§ WORK TO COMPLETE
Search the entries for the word "text" and pull out each line that has it.

§ MATERIAL FOR THE TASK
※

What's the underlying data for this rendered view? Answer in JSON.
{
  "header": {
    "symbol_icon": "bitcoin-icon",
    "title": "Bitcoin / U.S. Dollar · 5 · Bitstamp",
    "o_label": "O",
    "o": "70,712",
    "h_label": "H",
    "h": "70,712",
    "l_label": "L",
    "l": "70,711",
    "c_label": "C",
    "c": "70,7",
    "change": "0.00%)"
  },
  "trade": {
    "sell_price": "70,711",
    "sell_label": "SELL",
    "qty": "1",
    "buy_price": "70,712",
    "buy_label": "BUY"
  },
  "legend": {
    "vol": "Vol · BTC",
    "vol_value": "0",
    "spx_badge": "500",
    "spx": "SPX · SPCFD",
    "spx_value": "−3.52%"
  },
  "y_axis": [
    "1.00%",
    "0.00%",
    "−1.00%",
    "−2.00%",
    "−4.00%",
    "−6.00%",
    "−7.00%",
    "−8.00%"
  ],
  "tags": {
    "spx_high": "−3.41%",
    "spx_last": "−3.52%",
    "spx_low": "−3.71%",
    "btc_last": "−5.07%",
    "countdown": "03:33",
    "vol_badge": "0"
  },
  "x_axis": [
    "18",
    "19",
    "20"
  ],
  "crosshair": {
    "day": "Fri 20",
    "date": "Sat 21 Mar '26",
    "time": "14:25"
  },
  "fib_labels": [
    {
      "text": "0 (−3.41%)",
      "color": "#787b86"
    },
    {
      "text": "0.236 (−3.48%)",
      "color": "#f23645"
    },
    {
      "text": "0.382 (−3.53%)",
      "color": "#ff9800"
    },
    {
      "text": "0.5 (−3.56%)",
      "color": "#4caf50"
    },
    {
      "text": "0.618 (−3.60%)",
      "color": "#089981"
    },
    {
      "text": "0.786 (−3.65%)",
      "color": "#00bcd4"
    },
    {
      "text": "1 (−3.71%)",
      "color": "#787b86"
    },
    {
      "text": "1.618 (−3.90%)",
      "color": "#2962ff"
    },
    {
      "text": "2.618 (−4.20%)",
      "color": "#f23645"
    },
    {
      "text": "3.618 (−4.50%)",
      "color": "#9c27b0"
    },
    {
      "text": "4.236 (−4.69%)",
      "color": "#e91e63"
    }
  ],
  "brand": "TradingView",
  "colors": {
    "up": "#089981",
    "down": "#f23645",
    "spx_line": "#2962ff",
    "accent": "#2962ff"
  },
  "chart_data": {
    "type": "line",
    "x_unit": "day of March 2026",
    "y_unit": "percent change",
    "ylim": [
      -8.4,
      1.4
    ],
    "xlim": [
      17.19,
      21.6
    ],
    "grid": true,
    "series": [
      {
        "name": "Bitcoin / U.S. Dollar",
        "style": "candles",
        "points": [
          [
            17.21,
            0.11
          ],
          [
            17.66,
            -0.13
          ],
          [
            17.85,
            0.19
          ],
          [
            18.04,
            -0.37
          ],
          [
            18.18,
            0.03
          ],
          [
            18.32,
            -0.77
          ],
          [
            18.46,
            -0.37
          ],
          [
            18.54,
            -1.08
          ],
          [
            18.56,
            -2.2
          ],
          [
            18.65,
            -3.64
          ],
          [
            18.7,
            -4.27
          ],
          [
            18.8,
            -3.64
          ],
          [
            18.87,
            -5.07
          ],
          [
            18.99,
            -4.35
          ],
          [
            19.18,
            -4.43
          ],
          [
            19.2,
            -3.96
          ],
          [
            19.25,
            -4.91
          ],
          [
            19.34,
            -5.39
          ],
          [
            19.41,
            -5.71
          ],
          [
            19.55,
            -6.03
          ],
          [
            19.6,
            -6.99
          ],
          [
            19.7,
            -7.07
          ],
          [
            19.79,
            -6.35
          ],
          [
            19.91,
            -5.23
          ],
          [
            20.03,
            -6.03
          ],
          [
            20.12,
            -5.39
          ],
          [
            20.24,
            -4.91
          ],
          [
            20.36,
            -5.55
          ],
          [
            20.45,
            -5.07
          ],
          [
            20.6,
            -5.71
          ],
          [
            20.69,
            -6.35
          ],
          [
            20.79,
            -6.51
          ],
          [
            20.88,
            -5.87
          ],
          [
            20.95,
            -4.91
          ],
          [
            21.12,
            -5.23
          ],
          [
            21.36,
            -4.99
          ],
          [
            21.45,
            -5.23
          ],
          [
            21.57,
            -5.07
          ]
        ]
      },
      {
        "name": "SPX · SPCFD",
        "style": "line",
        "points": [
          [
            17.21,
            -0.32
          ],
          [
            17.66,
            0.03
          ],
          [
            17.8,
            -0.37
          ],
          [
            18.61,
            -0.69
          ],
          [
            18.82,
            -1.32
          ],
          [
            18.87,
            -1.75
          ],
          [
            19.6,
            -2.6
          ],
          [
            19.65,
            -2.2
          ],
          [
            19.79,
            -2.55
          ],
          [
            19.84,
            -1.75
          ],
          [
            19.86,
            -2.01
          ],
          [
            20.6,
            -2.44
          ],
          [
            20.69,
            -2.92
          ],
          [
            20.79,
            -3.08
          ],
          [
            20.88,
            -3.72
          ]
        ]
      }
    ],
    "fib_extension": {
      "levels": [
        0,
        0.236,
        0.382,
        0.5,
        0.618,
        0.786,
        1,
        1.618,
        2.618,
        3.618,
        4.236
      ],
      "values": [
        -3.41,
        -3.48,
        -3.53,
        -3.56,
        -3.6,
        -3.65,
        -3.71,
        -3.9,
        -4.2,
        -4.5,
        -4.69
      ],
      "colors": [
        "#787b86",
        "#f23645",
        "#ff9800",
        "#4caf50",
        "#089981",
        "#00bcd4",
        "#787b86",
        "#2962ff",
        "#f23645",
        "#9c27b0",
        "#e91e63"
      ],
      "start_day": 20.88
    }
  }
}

※

§ SOLUTION TO THIS PROBLEM
      "text": "0 (−3.41%)",
      "text": "0.236 (−3.48%)",
      "text": "0.382 (−3.53%)",
      "text": "0.5 (−3.56%)",
      "text": "0.618 (−3.60%)",
      "text": "0.786 (−3.65%)",
      "text": "1 (−3.71%)",
      "text": "1.618 (−3.90%)",
      "text": "2.618 (−4.20%)",
      "text": "3.618 (−4.50%)",
      "text": "4.236 (−4.69%)",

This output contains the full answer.